TASK DETAILS -
Below are records. Copy every line with "color" in it.

#####

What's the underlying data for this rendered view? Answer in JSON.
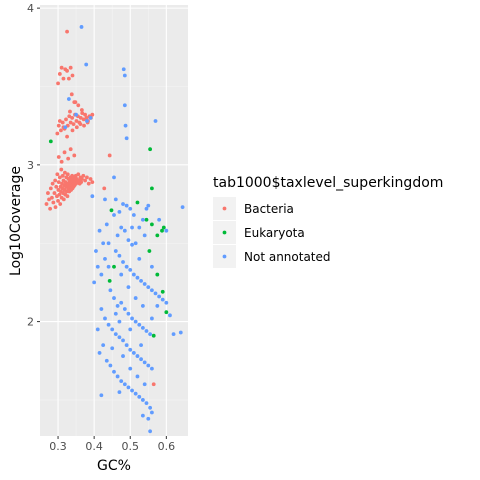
{
  "chart_data": {
    "type": "scatter",
    "title": "",
    "xlabel": "GC%",
    "ylabel": "Log10Coverage",
    "xlim": [
      0.25,
      0.66
    ],
    "ylim": [
      1.27,
      4.02
    ],
    "x_ticks": [
      0.3,
      0.4,
      0.5,
      0.6
    ],
    "x_tick_labels": [
      "0.3",
      "0.4",
      "0.5",
      "0.6"
    ],
    "y_ticks": [
      2,
      3,
      4
    ],
    "y_tick_labels": [
      "2",
      "3",
      "4"
    ],
    "grid": true,
    "background": "#ebebeb",
    "legend": {
      "title": "tab1000$taxlevel_superkingdom",
      "position": "right"
    },
    "series": [
      {
        "name": "Bacteria",
        "color": "#f8766d",
        "points": [
          [
            0.268,
            2.75
          ],
          [
            0.272,
            2.82
          ],
          [
            0.275,
            2.78
          ],
          [
            0.278,
            2.72
          ],
          [
            0.28,
            2.85
          ],
          [
            0.283,
            2.79
          ],
          [
            0.285,
            2.88
          ],
          [
            0.287,
            2.76
          ],
          [
            0.29,
            2.82
          ],
          [
            0.292,
            2.9
          ],
          [
            0.293,
            2.73
          ],
          [
            0.295,
            2.86
          ],
          [
            0.297,
            2.8
          ],
          [
            0.298,
            2.94
          ],
          [
            0.3,
            2.77
          ],
          [
            0.301,
            2.84
          ],
          [
            0.302,
            2.89
          ],
          [
            0.304,
            2.81
          ],
          [
            0.305,
            2.92
          ],
          [
            0.306,
            2.75
          ],
          [
            0.307,
            2.86
          ],
          [
            0.308,
            2.83
          ],
          [
            0.309,
            2.97
          ],
          [
            0.31,
            2.79
          ],
          [
            0.311,
            2.88
          ],
          [
            0.312,
            2.85
          ],
          [
            0.313,
            2.93
          ],
          [
            0.314,
            2.82
          ],
          [
            0.315,
            2.9
          ],
          [
            0.316,
            2.78
          ],
          [
            0.317,
            2.87
          ],
          [
            0.318,
            2.84
          ],
          [
            0.319,
            2.95
          ],
          [
            0.32,
            2.81
          ],
          [
            0.321,
            2.89
          ],
          [
            0.322,
            2.86
          ],
          [
            0.323,
            2.92
          ],
          [
            0.324,
            2.83
          ],
          [
            0.325,
            2.88
          ],
          [
            0.326,
            2.8
          ],
          [
            0.327,
            2.94
          ],
          [
            0.328,
            2.85
          ],
          [
            0.329,
            2.91
          ],
          [
            0.33,
            2.87
          ],
          [
            0.331,
            2.83
          ],
          [
            0.332,
            2.89
          ],
          [
            0.333,
            2.86
          ],
          [
            0.334,
            2.92
          ],
          [
            0.335,
            2.88
          ],
          [
            0.336,
            2.84
          ],
          [
            0.337,
            2.9
          ],
          [
            0.338,
            2.87
          ],
          [
            0.339,
            2.93
          ],
          [
            0.34,
            2.85
          ],
          [
            0.341,
            2.89
          ],
          [
            0.342,
            2.91
          ],
          [
            0.343,
            2.86
          ],
          [
            0.344,
            2.88
          ],
          [
            0.345,
            2.92
          ],
          [
            0.346,
            2.87
          ],
          [
            0.347,
            2.9
          ],
          [
            0.348,
            2.89
          ],
          [
            0.349,
            2.93
          ],
          [
            0.35,
            2.88
          ],
          [
            0.352,
            2.91
          ],
          [
            0.354,
            2.89
          ],
          [
            0.356,
            2.94
          ],
          [
            0.358,
            2.9
          ],
          [
            0.36,
            2.88
          ],
          [
            0.362,
            2.92
          ],
          [
            0.364,
            2.89
          ],
          [
            0.366,
            2.91
          ],
          [
            0.37,
            2.93
          ],
          [
            0.375,
            2.9
          ],
          [
            0.38,
            2.92
          ],
          [
            0.385,
            2.88
          ],
          [
            0.39,
            2.91
          ],
          [
            0.395,
            2.89
          ],
          [
            0.302,
            3.05
          ],
          [
            0.31,
            3.02
          ],
          [
            0.318,
            3.08
          ],
          [
            0.328,
            3.04
          ],
          [
            0.345,
            3.06
          ],
          [
            0.335,
            3.1
          ],
          [
            0.298,
            3.2
          ],
          [
            0.302,
            3.25
          ],
          [
            0.308,
            3.22
          ],
          [
            0.313,
            3.27
          ],
          [
            0.318,
            3.23
          ],
          [
            0.322,
            3.29
          ],
          [
            0.327,
            3.25
          ],
          [
            0.331,
            3.31
          ],
          [
            0.335,
            3.27
          ],
          [
            0.339,
            3.3
          ],
          [
            0.343,
            3.26
          ],
          [
            0.347,
            3.32
          ],
          [
            0.351,
            3.28
          ],
          [
            0.355,
            3.31
          ],
          [
            0.359,
            3.27
          ],
          [
            0.363,
            3.3
          ],
          [
            0.367,
            3.33
          ],
          [
            0.371,
            3.29
          ],
          [
            0.375,
            3.32
          ],
          [
            0.379,
            3.3
          ],
          [
            0.383,
            3.28
          ],
          [
            0.387,
            3.31
          ],
          [
            0.391,
            3.3
          ],
          [
            0.395,
            3.32
          ],
          [
            0.34,
            3.22
          ],
          [
            0.352,
            3.24
          ],
          [
            0.362,
            3.26
          ],
          [
            0.372,
            3.25
          ],
          [
            0.382,
            3.27
          ],
          [
            0.333,
            3.34
          ],
          [
            0.366,
            3.35
          ],
          [
            0.325,
            3.18
          ],
          [
            0.345,
            3.4
          ],
          [
            0.315,
            3.24
          ],
          [
            0.356,
            3.38
          ],
          [
            0.305,
            3.28
          ],
          [
            0.3,
            3.52
          ],
          [
            0.305,
            3.58
          ],
          [
            0.31,
            3.62
          ],
          [
            0.315,
            3.55
          ],
          [
            0.32,
            3.61
          ],
          [
            0.325,
            3.6
          ],
          [
            0.33,
            3.55
          ],
          [
            0.335,
            3.62
          ],
          [
            0.34,
            3.57
          ],
          [
            0.338,
            3.45
          ],
          [
            0.348,
            3.4
          ],
          [
            0.325,
            3.85
          ],
          [
            0.428,
            2.85
          ],
          [
            0.443,
            3.06
          ],
          [
            0.565,
            1.6
          ]
        ]
      },
      {
        "name": "Eukaryota",
        "color": "#00ba38",
        "points": [
          [
            0.28,
            3.15
          ],
          [
            0.443,
            2.26
          ],
          [
            0.448,
            2.71
          ],
          [
            0.52,
            2.76
          ],
          [
            0.555,
            3.1
          ],
          [
            0.56,
            2.85
          ],
          [
            0.545,
            2.65
          ],
          [
            0.553,
            2.45
          ],
          [
            0.56,
            2.62
          ],
          [
            0.575,
            2.55
          ],
          [
            0.588,
            2.58
          ],
          [
            0.593,
            2.6
          ],
          [
            0.59,
            2.19
          ],
          [
            0.575,
            2.3
          ],
          [
            0.565,
            1.91
          ],
          [
            0.6,
            2.06
          ],
          [
            0.455,
            2.35
          ]
        ]
      },
      {
        "name": "Not annotated",
        "color": "#619cff",
        "points": [
          [
            0.365,
            3.88
          ],
          [
            0.378,
            3.64
          ],
          [
            0.482,
            3.61
          ],
          [
            0.485,
            3.57
          ],
          [
            0.485,
            3.38
          ],
          [
            0.487,
            3.25
          ],
          [
            0.49,
            3.17
          ],
          [
            0.455,
            2.92
          ],
          [
            0.46,
            2.78
          ],
          [
            0.47,
            2.7
          ],
          [
            0.48,
            2.75
          ],
          [
            0.49,
            2.74
          ],
          [
            0.5,
            2.72
          ],
          [
            0.475,
            2.6
          ],
          [
            0.485,
            2.58
          ],
          [
            0.495,
            2.52
          ],
          [
            0.505,
            2.49
          ],
          [
            0.515,
            2.5
          ],
          [
            0.525,
            2.6
          ],
          [
            0.535,
            2.65
          ],
          [
            0.545,
            2.72
          ],
          [
            0.55,
            2.74
          ],
          [
            0.46,
            2.45
          ],
          [
            0.47,
            2.42
          ],
          [
            0.48,
            2.38
          ],
          [
            0.49,
            2.35
          ],
          [
            0.5,
            2.33
          ],
          [
            0.51,
            2.3
          ],
          [
            0.52,
            2.28
          ],
          [
            0.53,
            2.26
          ],
          [
            0.54,
            2.24
          ],
          [
            0.55,
            2.22
          ],
          [
            0.56,
            2.2
          ],
          [
            0.57,
            2.18
          ],
          [
            0.58,
            2.16
          ],
          [
            0.59,
            2.14
          ],
          [
            0.6,
            2.12
          ],
          [
            0.44,
            2.35
          ],
          [
            0.43,
            2.4
          ],
          [
            0.42,
            2.3
          ],
          [
            0.41,
            2.35
          ],
          [
            0.4,
            2.25
          ],
          [
            0.445,
            2.2
          ],
          [
            0.455,
            2.15
          ],
          [
            0.465,
            2.1
          ],
          [
            0.475,
            2.12
          ],
          [
            0.485,
            2.08
          ],
          [
            0.495,
            2.05
          ],
          [
            0.505,
            2.02
          ],
          [
            0.515,
            2.0
          ],
          [
            0.525,
            1.98
          ],
          [
            0.535,
            1.96
          ],
          [
            0.545,
            1.94
          ],
          [
            0.555,
            1.92
          ],
          [
            0.42,
            2.08
          ],
          [
            0.43,
            2.02
          ],
          [
            0.44,
            1.98
          ],
          [
            0.45,
            1.95
          ],
          [
            0.46,
            1.92
          ],
          [
            0.47,
            1.9
          ],
          [
            0.48,
            1.88
          ],
          [
            0.49,
            1.85
          ],
          [
            0.5,
            1.82
          ],
          [
            0.51,
            1.8
          ],
          [
            0.52,
            1.78
          ],
          [
            0.53,
            1.76
          ],
          [
            0.54,
            1.74
          ],
          [
            0.55,
            1.72
          ],
          [
            0.56,
            1.7
          ],
          [
            0.41,
            1.95
          ],
          [
            0.415,
            1.8
          ],
          [
            0.425,
            1.85
          ],
          [
            0.435,
            1.75
          ],
          [
            0.445,
            1.72
          ],
          [
            0.455,
            1.68
          ],
          [
            0.465,
            1.65
          ],
          [
            0.475,
            1.62
          ],
          [
            0.485,
            1.6
          ],
          [
            0.495,
            1.58
          ],
          [
            0.505,
            1.56
          ],
          [
            0.515,
            1.54
          ],
          [
            0.525,
            1.52
          ],
          [
            0.535,
            1.5
          ],
          [
            0.545,
            1.48
          ],
          [
            0.555,
            1.45
          ],
          [
            0.56,
            1.42
          ],
          [
            0.55,
            1.38
          ],
          [
            0.535,
            1.4
          ],
          [
            0.555,
            1.3
          ],
          [
            0.42,
            1.53
          ],
          [
            0.47,
            1.55
          ],
          [
            0.62,
            1.92
          ],
          [
            0.64,
            1.93
          ],
          [
            0.645,
            2.73
          ],
          [
            0.6,
            2.58
          ],
          [
            0.58,
            2.65
          ],
          [
            0.57,
            3.28
          ],
          [
            0.56,
            2.02
          ],
          [
            0.61,
            2.04
          ],
          [
            0.405,
            2.45
          ],
          [
            0.415,
            2.58
          ],
          [
            0.395,
            2.8
          ],
          [
            0.33,
            3.42
          ],
          [
            0.32,
            3.24
          ],
          [
            0.39,
            3.3
          ],
          [
            0.35,
            3.32
          ],
          [
            0.38,
            3.28
          ],
          [
            0.43,
            2.78
          ],
          [
            0.425,
            2.5
          ],
          [
            0.435,
            2.62
          ],
          [
            0.465,
            2.55
          ],
          [
            0.505,
            2.6
          ],
          [
            0.525,
            2.4
          ],
          [
            0.54,
            2.55
          ],
          [
            0.56,
            2.35
          ],
          [
            0.575,
            2.1
          ],
          [
            0.47,
            2.0
          ],
          [
            0.5,
            1.95
          ],
          [
            0.45,
            1.83
          ],
          [
            0.53,
            1.85
          ],
          [
            0.51,
            2.68
          ],
          [
            0.455,
            2.68
          ],
          [
            0.475,
            2.3
          ],
          [
            0.495,
            2.22
          ],
          [
            0.515,
            2.15
          ],
          [
            0.535,
            2.1
          ],
          [
            0.44,
            2.5
          ],
          [
            0.46,
            2.05
          ],
          [
            0.48,
            1.78
          ],
          [
            0.5,
            1.7
          ],
          [
            0.52,
            1.65
          ],
          [
            0.54,
            1.6
          ]
        ]
      }
    ]
  }
}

#####

WRITTEN REPLY -
        "color": "#f8766d",
        "color": "#00ba38",
        "color": "#619cff",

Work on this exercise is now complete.